:: LISTED ENTRIES ::

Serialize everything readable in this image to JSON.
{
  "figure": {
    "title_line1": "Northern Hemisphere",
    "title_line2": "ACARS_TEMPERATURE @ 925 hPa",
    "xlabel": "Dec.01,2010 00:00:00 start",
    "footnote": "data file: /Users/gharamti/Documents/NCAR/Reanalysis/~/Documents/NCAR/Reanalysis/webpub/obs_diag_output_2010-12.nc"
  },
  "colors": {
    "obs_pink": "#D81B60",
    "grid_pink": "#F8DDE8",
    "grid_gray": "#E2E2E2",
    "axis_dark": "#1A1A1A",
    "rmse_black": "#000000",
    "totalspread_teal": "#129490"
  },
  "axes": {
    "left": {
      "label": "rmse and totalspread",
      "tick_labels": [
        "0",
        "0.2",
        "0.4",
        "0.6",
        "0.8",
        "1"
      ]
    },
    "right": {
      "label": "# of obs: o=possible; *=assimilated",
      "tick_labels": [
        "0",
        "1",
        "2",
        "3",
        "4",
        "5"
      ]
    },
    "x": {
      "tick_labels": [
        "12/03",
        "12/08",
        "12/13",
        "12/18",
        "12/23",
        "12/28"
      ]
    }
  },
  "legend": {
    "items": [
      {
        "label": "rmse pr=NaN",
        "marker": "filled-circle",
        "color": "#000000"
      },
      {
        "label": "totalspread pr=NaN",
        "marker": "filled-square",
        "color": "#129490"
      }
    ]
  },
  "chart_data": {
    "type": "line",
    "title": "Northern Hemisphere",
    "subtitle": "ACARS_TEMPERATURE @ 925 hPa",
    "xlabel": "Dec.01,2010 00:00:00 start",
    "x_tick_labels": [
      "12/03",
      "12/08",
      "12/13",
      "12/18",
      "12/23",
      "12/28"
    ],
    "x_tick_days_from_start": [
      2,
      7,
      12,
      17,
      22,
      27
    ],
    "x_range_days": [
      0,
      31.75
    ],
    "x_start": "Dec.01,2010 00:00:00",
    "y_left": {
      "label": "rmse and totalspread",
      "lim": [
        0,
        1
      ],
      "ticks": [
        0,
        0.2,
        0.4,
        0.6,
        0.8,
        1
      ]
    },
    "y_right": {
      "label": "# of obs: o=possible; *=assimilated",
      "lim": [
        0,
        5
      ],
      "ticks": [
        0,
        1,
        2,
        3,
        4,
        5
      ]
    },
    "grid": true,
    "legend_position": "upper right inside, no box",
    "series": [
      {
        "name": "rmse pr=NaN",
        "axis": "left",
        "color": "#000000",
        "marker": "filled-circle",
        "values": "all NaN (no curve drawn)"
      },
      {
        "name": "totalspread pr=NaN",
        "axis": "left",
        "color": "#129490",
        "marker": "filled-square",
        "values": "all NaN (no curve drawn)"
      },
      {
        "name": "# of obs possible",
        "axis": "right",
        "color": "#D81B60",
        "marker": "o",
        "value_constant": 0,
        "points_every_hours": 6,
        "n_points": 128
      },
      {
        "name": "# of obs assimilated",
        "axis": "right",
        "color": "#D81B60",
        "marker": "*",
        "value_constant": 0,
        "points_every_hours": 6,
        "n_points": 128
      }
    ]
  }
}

:: YOUR TASK ::
Go back to the listing above and please repeat it exactly.

:: EXERCISE ANSWER ::
Serialize everything readable in this image to JSON.
{
  "figure": {
    "title_line1": "Northern Hemisphere",
    "title_line2": "ACARS_TEMPERATURE @ 925 hPa",
    "xlabel": "Dec.01,2010 00:00:00 start",
    "footnote": "data file: /Users/gharamti/Documents/NCAR/Reanalysis/~/Documents/NCAR/Reanalysis/webpub/obs_diag_output_2010-12.nc"
  },
  "colors": {
    "obs_pink": "#D81B60",
    "grid_pink": "#F8DDE8",
    "grid_gray": "#E2E2E2",
    "axis_dark": "#1A1A1A",
    "rmse_black": "#000000",
    "totalspread_teal": "#129490"
  },
  "axes": {
    "left": {
      "label": "rmse and totalspread",
      "tick_labels": [
        "0",
        "0.2",
        "0.4",
        "0.6",
        "0.8",
        "1"
      ]
    },
    "right": {
      "label": "# of obs: o=possible; *=assimilated",
      "tick_labels": [
        "0",
        "1",
        "2",
        "3",
        "4",
        "5"
      ]
    },
    "x": {
      "tick_labels": [
        "12/03",
        "12/08",
        "12/13",
        "12/18",
        "12/23",
        "12/28"
      ]
    }
  },
  "legend": {
    "items": [
      {
        "label": "rmse pr=NaN",
        "marker": "filled-circle",
        "color": "#000000"
      },
      {
        "label": "totalspread pr=NaN",
        "marker": "filled-square",
        "color": "#129490"
      }
    ]
  },
  "chart_data": {
    "type": "line",
    "title": "Northern Hemisphere",
    "subtitle": "ACARS_TEMPERATURE @ 925 hPa",
    "xlabel": "Dec.01,2010 00:00:00 start",
    "x_tick_labels": [
      "12/03",
      "12/08",
      "12/13",
      "12/18",
      "12/23",
      "12/28"
    ],
    "x_tick_days_from_start": [
      2,
      7,
      12,
      17,
      22,
      27
    ],
    "x_range_days": [
      0,
      31.75
    ],
    "x_start": "Dec.01,2010 00:00:00",
    "y_left": {
      "label": "rmse and totalspread",
      "lim": [
        0,
        1
      ],
      "ticks": [
        0,
        0.2,
        0.4,
        0.6,
        0.8,
        1
      ]
    },
    "y_right": {
      "label": "# of obs: o=possible; *=assimilated",
      "lim": [
        0,
        5
      ],
      "ticks": [
        0,
        1,
        2,
        3,
        4,
        5
      ]
    },
    "grid": true,
    "legend_position": "upper right inside, no box",
    "series": [
      {
        "name": "rmse pr=NaN",
        "axis": "left",
        "color": "#000000",
        "marker": "filled-circle",
        "values": "all NaN (no curve drawn)"
      },
      {
        "name": "totalspread pr=NaN",
        "axis": "left",
        "color": "#129490",
        "marker": "filled-square",
        "values": "all NaN (no curve drawn)"
      },
      {
        "name": "# of obs possible",
        "axis": "right",
        "color": "#D81B60",
        "marker": "o",
        "value_constant": 0,
        "points_every_hours": 6,
        "n_points": 128
      },
      {
        "name": "# of obs assimilated",
        "axis": "right",
        "color": "#D81B60",
        "marker": "*",
        "value_constant": 0,
        "points_every_hours": 6,
        "n_points": 128
      }
    ]
  }
}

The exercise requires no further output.